━━━━━ Information provided ━━━━━
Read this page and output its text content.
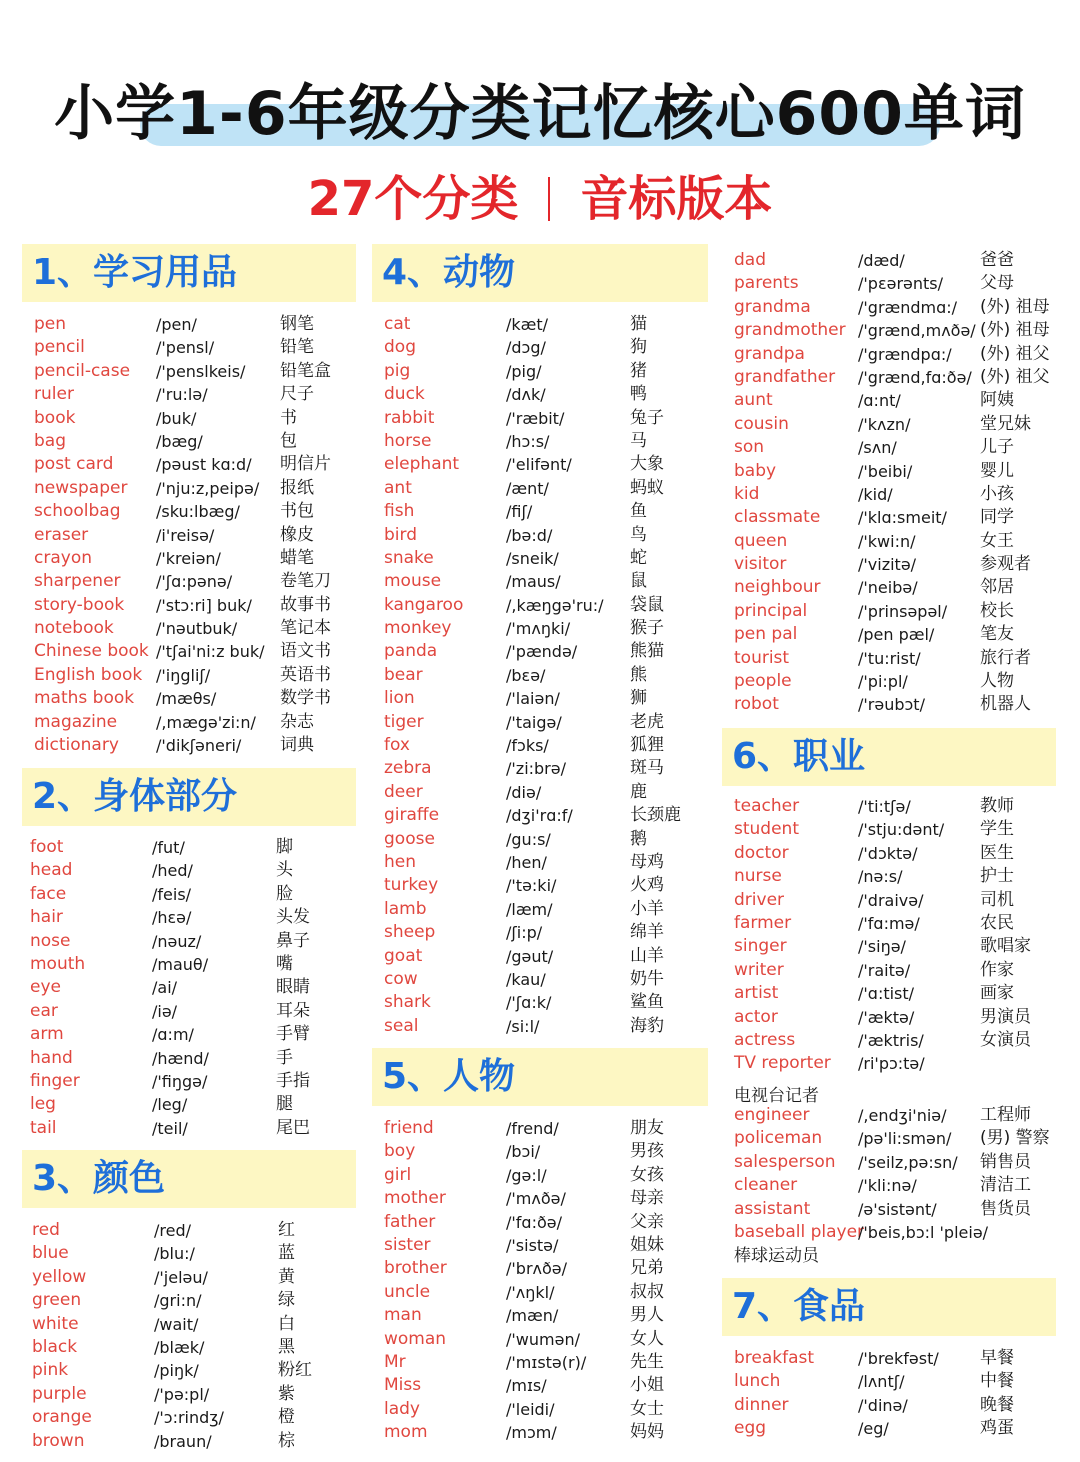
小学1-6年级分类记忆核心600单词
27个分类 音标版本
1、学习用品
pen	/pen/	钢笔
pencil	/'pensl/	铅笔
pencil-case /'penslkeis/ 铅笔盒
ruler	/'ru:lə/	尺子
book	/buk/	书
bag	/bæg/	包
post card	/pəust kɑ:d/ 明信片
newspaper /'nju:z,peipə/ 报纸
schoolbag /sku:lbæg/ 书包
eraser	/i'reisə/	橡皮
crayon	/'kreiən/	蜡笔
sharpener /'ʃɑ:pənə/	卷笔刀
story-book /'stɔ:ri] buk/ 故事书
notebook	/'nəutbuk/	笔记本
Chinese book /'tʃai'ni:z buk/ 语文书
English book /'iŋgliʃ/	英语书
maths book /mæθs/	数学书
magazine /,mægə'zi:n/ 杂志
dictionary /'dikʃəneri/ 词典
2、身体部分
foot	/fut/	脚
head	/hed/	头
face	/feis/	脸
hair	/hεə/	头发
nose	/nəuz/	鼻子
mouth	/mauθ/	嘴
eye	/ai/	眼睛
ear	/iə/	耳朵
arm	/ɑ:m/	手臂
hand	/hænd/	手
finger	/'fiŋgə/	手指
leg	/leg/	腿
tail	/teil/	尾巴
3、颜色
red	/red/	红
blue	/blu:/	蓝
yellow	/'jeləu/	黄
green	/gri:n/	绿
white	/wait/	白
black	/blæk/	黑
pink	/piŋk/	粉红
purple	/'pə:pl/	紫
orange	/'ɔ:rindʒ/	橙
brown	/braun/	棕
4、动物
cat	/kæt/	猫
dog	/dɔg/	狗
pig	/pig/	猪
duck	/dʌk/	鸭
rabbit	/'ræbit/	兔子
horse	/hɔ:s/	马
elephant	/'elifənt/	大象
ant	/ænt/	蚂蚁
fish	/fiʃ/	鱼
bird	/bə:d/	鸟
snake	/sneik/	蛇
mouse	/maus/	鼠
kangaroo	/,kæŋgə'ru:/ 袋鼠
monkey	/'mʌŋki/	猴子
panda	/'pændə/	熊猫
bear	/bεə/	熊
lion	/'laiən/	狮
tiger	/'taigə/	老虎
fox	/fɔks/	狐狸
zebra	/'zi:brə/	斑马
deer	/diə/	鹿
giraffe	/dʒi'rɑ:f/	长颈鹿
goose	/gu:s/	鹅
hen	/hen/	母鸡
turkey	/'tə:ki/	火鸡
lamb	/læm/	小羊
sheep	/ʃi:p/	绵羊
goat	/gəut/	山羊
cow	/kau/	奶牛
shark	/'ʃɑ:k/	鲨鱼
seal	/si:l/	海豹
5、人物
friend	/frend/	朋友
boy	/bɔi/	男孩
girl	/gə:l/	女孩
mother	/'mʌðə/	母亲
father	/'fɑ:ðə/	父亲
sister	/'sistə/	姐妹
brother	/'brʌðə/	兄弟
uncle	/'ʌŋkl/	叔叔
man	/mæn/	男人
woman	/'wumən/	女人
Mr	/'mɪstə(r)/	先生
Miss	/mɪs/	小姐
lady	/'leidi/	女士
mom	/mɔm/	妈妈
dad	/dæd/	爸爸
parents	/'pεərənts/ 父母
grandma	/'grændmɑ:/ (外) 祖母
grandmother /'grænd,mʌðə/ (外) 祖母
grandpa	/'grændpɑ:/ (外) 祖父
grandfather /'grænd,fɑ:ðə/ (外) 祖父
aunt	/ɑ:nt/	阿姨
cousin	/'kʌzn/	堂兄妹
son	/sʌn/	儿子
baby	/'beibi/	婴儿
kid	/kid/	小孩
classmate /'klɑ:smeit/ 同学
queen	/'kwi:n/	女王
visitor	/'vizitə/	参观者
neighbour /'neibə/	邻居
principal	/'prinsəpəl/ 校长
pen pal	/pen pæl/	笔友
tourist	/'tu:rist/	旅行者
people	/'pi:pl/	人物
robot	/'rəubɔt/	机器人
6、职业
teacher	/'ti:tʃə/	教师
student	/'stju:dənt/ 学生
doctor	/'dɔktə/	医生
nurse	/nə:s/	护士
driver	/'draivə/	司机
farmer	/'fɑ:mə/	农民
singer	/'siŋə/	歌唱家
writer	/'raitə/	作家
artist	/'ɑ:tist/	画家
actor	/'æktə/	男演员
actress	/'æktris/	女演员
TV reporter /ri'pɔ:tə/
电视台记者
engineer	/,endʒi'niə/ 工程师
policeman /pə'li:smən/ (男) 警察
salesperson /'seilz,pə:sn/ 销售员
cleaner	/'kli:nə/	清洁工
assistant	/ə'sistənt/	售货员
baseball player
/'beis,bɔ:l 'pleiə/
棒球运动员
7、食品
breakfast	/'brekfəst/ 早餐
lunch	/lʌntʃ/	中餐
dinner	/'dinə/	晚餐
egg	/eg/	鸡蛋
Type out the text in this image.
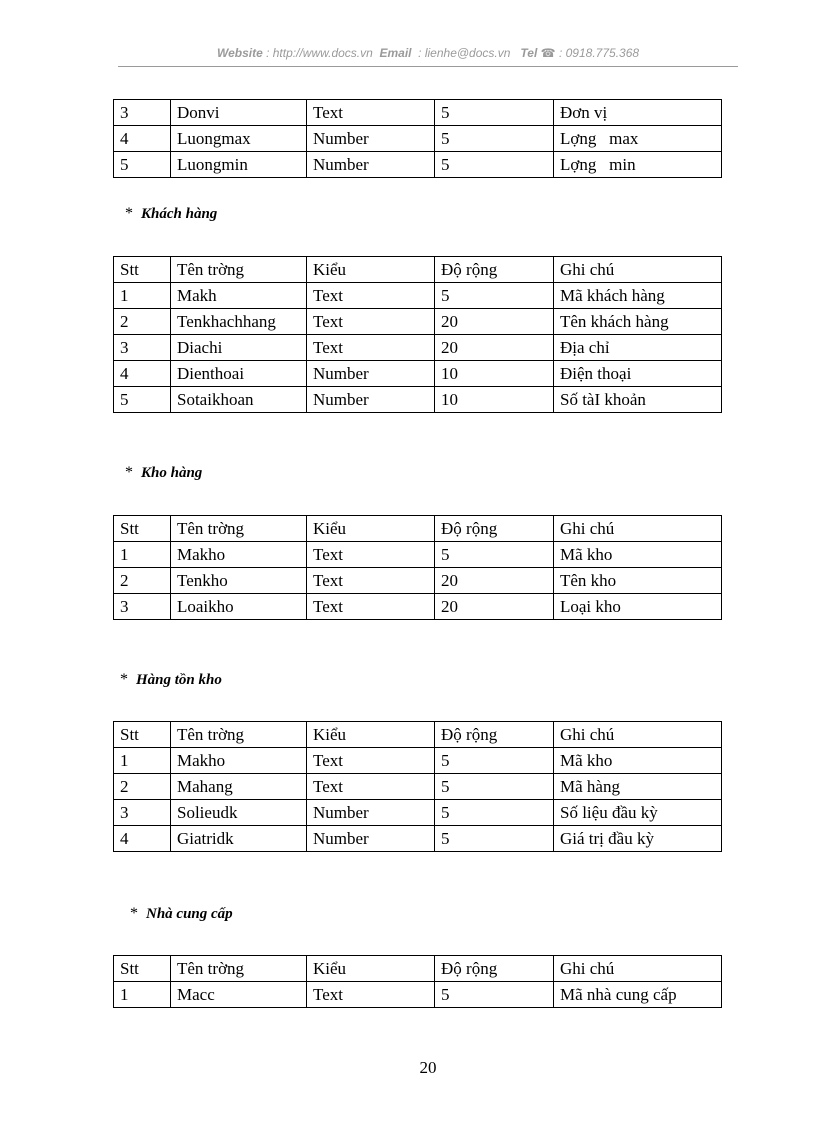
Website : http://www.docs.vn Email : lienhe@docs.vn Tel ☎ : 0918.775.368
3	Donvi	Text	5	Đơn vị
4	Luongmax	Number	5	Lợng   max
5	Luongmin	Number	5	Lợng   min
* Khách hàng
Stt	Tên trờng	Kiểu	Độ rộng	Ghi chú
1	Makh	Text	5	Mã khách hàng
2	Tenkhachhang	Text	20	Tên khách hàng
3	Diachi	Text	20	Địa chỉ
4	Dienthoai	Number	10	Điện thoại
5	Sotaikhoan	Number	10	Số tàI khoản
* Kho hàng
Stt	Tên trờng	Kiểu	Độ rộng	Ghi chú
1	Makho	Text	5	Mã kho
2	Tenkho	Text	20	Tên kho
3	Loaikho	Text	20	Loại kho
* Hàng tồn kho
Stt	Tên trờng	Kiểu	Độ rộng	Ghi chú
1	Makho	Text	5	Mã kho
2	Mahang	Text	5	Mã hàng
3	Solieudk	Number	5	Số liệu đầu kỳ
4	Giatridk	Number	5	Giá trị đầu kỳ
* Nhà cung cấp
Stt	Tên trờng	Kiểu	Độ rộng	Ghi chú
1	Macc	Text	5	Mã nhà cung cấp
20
━━━━━
How many of the lines above hold the word "this"? Give only that number.

2